## Ausgangstext
Erfreulich zwar, aber da geht noch mehr. Und das muss es aus Sicht der Bundeswehr auch in einer Zeit, in der Russland parallel zum Ukrainekrieg intensiv den Aufwuchs seiner Truppen an der NATO-Ostgrenze im Baltikum betreibt. Thomas Schulz fände es gut, wenn sich mehr Leute in der Bundeswehr engagierten, am liebsten so wie in Schweden, wo viele Personalchefs Offiziere der schwedischen Armee gewesen sind. Der Übergang vom Militär in die Wirtschaft sei etwas Positives. „Wenn wir das hier erreichen wollen, dann muss man auch mal vorweggehen.“ Immer wieder kommt er auf die skandinavischen Länder zu sprechen, wo er bis 2022 gearbeitet hat.

## Zeilen
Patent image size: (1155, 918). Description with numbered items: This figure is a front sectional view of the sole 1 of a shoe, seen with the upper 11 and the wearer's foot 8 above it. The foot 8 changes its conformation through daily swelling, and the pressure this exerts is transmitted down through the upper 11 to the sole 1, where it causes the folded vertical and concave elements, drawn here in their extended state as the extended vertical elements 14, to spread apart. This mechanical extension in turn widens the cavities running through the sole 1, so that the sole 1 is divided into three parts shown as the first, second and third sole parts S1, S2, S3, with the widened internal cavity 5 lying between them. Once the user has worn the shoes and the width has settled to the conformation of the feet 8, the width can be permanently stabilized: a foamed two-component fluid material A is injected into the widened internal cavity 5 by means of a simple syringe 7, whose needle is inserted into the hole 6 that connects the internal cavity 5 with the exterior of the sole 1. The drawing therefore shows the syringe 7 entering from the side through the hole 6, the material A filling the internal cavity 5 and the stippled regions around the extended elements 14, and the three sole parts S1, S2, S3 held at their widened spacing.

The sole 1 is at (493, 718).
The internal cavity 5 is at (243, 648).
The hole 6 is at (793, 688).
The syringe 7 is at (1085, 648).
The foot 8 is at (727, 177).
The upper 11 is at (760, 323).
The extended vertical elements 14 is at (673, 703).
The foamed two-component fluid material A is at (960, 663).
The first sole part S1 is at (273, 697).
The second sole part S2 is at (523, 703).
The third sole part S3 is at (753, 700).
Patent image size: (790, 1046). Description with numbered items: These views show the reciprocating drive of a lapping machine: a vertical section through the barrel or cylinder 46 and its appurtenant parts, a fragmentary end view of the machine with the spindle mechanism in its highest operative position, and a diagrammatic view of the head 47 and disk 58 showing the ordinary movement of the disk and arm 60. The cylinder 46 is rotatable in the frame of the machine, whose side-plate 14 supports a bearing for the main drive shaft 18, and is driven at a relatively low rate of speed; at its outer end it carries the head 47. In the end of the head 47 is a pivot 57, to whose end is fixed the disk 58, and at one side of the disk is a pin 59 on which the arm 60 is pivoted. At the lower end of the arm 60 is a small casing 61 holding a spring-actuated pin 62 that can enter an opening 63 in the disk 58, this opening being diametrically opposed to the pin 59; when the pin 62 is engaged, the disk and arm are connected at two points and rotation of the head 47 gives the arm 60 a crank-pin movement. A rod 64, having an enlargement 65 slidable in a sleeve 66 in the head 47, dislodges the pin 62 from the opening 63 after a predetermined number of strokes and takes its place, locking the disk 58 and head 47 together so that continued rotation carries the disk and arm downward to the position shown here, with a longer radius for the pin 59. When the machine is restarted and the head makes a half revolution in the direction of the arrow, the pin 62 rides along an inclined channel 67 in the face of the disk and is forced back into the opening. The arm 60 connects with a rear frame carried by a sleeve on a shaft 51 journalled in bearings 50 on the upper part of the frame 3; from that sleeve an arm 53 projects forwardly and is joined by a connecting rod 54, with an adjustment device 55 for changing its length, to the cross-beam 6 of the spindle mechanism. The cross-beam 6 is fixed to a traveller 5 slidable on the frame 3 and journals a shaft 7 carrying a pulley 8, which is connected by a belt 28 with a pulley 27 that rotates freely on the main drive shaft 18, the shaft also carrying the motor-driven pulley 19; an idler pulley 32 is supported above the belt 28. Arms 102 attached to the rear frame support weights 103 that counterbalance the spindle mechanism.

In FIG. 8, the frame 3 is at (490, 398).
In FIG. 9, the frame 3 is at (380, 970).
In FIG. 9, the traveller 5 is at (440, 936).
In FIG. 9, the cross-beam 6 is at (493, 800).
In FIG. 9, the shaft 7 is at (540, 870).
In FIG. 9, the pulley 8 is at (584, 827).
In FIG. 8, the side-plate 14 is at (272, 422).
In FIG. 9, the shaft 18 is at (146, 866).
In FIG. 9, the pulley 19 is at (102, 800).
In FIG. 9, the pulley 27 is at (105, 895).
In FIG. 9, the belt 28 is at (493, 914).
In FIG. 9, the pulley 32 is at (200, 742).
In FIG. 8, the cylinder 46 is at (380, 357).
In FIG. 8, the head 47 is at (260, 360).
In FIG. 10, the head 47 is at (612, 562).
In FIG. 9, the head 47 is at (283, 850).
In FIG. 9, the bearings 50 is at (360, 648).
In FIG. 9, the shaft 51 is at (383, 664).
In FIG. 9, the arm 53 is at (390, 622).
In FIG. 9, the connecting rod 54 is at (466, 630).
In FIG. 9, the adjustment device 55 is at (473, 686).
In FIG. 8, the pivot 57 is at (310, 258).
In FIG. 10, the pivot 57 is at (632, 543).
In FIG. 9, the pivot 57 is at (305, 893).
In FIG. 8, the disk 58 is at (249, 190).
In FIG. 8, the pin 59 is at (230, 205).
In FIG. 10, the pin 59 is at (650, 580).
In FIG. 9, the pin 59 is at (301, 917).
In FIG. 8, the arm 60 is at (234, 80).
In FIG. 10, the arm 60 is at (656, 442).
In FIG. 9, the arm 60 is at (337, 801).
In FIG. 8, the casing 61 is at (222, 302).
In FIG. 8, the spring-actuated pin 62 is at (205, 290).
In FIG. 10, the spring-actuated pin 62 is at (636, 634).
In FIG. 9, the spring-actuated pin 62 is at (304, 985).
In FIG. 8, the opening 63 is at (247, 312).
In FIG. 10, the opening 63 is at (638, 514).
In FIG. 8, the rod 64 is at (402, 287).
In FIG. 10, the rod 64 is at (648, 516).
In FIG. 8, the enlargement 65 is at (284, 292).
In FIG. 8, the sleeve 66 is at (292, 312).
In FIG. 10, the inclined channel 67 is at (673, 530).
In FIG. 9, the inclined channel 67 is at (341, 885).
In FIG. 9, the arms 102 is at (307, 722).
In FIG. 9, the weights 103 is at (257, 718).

## Bitte bearbeiten
**A.** Entnimm dem Ausgangstext alles von „Erfreulich zwar, aber“ bis hinunter zu „2022 gearbeitet hat.“.
**B.** Was sind laut dem Ausgangstext viele Personalchefs in Schweden früher gewesen?
Die Zeilen sind eigenständiges Material und gehören nicht zum Ausgangstext.

## Lösungen
**A.**
Erfreulich zwar, aber da geht noch mehr. Und das muss es aus Sicht der Bundeswehr auch in einer Zeit, in der Russland parallel zum Ukrainekrieg intensiv den Aufwuchs seiner Truppen an der NATO-Ostgrenze im Baltikum betreibt. Thomas Schulz fände es gut, wenn sich mehr Leute in der Bundeswehr engagierten, am liebsten so wie in Schweden, wo viele Personalchefs Offiziere der schwedischen Armee gewesen sind. Der Übergang vom Militär in die Wirtschaft sei etwas Positives. „Wenn wir das hier erreichen wollen, dann muss man auch mal vorweggehen.“ Immer wieder kommt er auf die skandinavischen Länder zu sprechen, wo er bis 2022 gearbeitet hat.

**B.** Offiziere der schwedischen Armee.